• Set task: Copy out exactly each line from the line with "Extract all readable text from this page." through the last line of the material below.

[A block of data]
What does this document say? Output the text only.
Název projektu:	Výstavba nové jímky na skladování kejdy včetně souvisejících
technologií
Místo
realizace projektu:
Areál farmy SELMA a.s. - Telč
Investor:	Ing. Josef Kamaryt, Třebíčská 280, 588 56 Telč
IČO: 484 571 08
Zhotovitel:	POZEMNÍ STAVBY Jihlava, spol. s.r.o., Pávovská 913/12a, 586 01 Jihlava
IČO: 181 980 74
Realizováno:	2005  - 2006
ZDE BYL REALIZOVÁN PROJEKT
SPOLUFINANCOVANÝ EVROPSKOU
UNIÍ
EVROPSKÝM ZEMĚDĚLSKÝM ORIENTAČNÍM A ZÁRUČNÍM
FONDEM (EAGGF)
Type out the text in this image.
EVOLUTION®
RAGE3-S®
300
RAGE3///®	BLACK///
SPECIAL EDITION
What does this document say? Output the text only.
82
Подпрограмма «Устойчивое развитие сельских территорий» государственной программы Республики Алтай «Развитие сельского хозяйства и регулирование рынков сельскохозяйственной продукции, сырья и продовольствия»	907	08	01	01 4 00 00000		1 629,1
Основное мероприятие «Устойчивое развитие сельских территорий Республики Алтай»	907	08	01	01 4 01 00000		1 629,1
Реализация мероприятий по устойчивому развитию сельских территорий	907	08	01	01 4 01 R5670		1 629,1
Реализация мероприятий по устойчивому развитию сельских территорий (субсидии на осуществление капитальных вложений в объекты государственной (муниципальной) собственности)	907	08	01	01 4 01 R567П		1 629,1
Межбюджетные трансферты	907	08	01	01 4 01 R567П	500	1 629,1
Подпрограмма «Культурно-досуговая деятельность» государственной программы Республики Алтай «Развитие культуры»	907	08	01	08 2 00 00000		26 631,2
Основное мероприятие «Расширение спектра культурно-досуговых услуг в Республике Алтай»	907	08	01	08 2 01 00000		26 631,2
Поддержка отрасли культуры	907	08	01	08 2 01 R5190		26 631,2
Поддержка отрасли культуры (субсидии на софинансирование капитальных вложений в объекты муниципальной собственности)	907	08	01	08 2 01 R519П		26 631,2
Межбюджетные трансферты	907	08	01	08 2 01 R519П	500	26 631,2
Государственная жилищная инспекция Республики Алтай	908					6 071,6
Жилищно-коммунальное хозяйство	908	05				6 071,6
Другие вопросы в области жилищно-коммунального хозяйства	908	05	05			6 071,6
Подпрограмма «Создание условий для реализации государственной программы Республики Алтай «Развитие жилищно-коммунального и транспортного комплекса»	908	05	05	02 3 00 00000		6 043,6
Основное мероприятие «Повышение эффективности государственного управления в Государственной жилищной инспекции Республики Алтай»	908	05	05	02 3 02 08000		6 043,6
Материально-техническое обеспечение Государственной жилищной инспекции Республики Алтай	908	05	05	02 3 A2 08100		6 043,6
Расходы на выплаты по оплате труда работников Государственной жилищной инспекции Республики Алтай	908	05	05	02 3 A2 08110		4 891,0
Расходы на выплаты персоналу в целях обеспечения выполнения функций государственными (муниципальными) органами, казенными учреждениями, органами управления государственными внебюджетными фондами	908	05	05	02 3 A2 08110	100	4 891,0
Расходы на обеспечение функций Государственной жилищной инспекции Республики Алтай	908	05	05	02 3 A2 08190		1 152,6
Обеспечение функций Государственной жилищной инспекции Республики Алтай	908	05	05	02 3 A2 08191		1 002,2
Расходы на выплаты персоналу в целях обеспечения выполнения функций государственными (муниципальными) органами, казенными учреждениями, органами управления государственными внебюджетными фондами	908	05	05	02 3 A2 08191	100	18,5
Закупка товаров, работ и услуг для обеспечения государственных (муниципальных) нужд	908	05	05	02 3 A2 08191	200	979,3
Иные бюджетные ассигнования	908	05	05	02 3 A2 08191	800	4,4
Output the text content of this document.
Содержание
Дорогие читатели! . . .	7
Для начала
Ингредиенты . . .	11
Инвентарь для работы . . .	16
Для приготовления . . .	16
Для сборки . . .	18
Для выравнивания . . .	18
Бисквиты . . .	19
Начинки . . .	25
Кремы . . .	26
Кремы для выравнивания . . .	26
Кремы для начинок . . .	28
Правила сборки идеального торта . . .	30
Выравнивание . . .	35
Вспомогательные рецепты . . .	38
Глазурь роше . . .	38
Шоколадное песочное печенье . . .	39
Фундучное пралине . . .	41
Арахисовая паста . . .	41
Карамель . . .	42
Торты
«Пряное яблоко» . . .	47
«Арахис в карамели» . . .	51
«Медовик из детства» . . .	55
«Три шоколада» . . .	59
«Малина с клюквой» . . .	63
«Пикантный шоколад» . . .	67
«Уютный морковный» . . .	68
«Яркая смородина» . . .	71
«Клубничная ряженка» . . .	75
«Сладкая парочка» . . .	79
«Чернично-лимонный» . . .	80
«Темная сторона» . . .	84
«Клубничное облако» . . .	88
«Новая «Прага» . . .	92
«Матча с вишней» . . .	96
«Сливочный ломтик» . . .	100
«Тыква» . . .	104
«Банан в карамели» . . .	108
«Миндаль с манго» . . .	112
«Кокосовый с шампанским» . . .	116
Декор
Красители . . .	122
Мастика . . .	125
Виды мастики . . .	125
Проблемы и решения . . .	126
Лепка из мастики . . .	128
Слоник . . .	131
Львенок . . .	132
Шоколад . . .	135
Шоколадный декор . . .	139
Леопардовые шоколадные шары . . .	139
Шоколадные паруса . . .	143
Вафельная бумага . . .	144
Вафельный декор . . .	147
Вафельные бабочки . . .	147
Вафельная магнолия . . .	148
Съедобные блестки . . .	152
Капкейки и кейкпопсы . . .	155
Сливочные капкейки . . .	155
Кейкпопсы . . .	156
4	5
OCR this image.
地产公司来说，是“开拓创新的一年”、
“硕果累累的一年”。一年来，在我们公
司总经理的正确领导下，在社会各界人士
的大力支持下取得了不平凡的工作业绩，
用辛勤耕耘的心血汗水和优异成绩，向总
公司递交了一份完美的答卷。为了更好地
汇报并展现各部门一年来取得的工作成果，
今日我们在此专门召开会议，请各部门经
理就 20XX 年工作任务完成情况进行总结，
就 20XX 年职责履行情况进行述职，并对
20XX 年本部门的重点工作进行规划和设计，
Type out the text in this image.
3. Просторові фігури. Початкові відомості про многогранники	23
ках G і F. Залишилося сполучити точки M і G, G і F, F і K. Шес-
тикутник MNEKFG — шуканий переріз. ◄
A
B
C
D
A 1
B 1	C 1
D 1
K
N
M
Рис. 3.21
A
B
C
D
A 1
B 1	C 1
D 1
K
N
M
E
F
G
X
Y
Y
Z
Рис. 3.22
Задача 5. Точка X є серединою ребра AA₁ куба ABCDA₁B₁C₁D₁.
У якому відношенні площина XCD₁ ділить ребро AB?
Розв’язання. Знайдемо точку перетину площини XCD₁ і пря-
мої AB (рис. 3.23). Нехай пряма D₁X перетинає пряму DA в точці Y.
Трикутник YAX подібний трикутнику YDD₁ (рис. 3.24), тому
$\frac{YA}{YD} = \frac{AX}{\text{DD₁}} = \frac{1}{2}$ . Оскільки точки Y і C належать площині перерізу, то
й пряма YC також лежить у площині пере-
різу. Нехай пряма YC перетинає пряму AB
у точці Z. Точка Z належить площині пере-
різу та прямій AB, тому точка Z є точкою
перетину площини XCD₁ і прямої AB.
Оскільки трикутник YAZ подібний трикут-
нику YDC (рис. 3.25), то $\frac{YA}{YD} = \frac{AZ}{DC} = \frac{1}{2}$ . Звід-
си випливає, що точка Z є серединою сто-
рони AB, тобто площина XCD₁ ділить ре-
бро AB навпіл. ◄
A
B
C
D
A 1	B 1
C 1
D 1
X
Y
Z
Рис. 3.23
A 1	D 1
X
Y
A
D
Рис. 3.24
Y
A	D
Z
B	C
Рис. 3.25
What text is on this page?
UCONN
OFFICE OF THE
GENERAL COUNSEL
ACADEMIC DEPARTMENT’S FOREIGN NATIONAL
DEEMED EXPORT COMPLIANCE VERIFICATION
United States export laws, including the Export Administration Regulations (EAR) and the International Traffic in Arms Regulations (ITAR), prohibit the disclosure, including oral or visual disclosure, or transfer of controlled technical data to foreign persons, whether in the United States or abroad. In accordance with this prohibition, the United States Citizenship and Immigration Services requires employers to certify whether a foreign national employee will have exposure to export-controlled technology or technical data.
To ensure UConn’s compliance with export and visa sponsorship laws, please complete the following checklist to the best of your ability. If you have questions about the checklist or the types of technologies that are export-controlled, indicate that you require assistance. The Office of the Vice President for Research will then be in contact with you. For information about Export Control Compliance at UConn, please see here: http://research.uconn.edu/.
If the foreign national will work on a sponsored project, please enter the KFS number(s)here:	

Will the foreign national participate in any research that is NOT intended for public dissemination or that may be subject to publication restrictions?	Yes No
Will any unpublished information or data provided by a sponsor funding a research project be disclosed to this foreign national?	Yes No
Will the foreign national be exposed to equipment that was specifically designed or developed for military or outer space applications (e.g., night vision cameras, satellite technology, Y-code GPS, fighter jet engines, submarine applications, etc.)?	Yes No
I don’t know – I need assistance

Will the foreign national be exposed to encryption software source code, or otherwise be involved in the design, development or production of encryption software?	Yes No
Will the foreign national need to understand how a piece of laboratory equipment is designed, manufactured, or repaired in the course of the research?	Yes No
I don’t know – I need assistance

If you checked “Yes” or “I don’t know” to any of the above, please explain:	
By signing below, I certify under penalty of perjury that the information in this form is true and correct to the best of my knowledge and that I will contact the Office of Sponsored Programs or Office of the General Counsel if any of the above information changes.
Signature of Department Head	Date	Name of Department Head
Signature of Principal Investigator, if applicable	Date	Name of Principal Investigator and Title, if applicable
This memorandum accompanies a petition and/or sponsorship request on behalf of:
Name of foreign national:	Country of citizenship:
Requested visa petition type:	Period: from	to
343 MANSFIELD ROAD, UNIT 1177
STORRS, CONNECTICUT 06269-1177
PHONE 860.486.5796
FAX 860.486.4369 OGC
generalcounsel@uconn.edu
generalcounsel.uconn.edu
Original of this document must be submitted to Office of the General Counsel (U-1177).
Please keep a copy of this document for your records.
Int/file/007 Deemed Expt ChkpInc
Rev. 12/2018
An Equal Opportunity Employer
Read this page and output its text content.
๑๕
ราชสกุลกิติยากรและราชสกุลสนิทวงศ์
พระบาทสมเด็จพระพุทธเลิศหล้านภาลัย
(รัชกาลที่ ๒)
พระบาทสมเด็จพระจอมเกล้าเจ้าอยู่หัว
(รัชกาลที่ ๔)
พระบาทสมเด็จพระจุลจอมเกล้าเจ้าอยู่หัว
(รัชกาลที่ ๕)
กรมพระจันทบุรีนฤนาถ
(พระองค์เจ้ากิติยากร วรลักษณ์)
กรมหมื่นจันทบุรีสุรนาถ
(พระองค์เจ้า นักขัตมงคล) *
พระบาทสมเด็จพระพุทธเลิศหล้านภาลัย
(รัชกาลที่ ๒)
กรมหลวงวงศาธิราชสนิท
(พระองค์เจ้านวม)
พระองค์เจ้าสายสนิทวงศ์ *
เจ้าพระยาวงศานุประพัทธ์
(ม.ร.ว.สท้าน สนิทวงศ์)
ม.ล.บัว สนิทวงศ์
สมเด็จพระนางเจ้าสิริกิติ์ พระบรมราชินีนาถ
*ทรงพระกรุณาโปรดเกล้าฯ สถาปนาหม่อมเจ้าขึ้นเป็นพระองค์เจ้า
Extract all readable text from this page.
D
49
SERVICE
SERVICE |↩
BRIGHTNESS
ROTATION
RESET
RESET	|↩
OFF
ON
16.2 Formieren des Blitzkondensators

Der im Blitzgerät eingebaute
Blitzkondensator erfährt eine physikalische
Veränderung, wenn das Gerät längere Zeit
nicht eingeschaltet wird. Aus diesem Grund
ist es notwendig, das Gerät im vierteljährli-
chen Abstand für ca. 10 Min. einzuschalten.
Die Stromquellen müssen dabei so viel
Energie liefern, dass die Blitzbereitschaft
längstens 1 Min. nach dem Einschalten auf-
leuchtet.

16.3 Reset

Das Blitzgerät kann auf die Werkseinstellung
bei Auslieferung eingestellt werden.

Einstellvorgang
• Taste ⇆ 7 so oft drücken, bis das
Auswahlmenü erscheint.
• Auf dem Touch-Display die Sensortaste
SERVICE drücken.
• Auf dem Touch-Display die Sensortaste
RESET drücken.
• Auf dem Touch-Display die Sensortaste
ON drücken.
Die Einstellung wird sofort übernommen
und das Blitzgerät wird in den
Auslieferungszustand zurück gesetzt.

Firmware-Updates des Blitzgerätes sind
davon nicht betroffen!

• Final result:
Extract all readable text from this page.
D
49
SERVICE
SERVICE |↩
BRIGHTNESS
ROTATION
RESET
RESET	|↩
OFF
ON
16.2 Formieren des Blitzkondensators

Der im Blitzgerät eingebaute
Blitzkondensator erfährt eine physikalische
Veränderung, wenn das Gerät längere Zeit
nicht eingeschaltet wird. Aus diesem Grund
ist es notwendig, das Gerät im vierteljährli-
chen Abstand für ca. 10 Min. einzuschalten.
Die Stromquellen müssen dabei so viel
Energie liefern, dass die Blitzbereitschaft
längstens 1 Min. nach dem Einschalten auf-
leuchtet.

16.3 Reset

Das Blitzgerät kann auf die Werkseinstellung
bei Auslieferung eingestellt werden.

Einstellvorgang
• Taste ⇆ 7 so oft drücken, bis das
Auswahlmenü erscheint.
• Auf dem Touch-Display die Sensortaste
SERVICE drücken.
• Auf dem Touch-Display die Sensortaste
RESET drücken.
• Auf dem Touch-Display die Sensortaste
ON drücken.
Die Einstellung wird sofort übernommen
und das Blitzgerät wird in den
Auslieferungszustand zurück gesetzt.

Firmware-Updates des Blitzgerätes sind
davon nicht betroffen!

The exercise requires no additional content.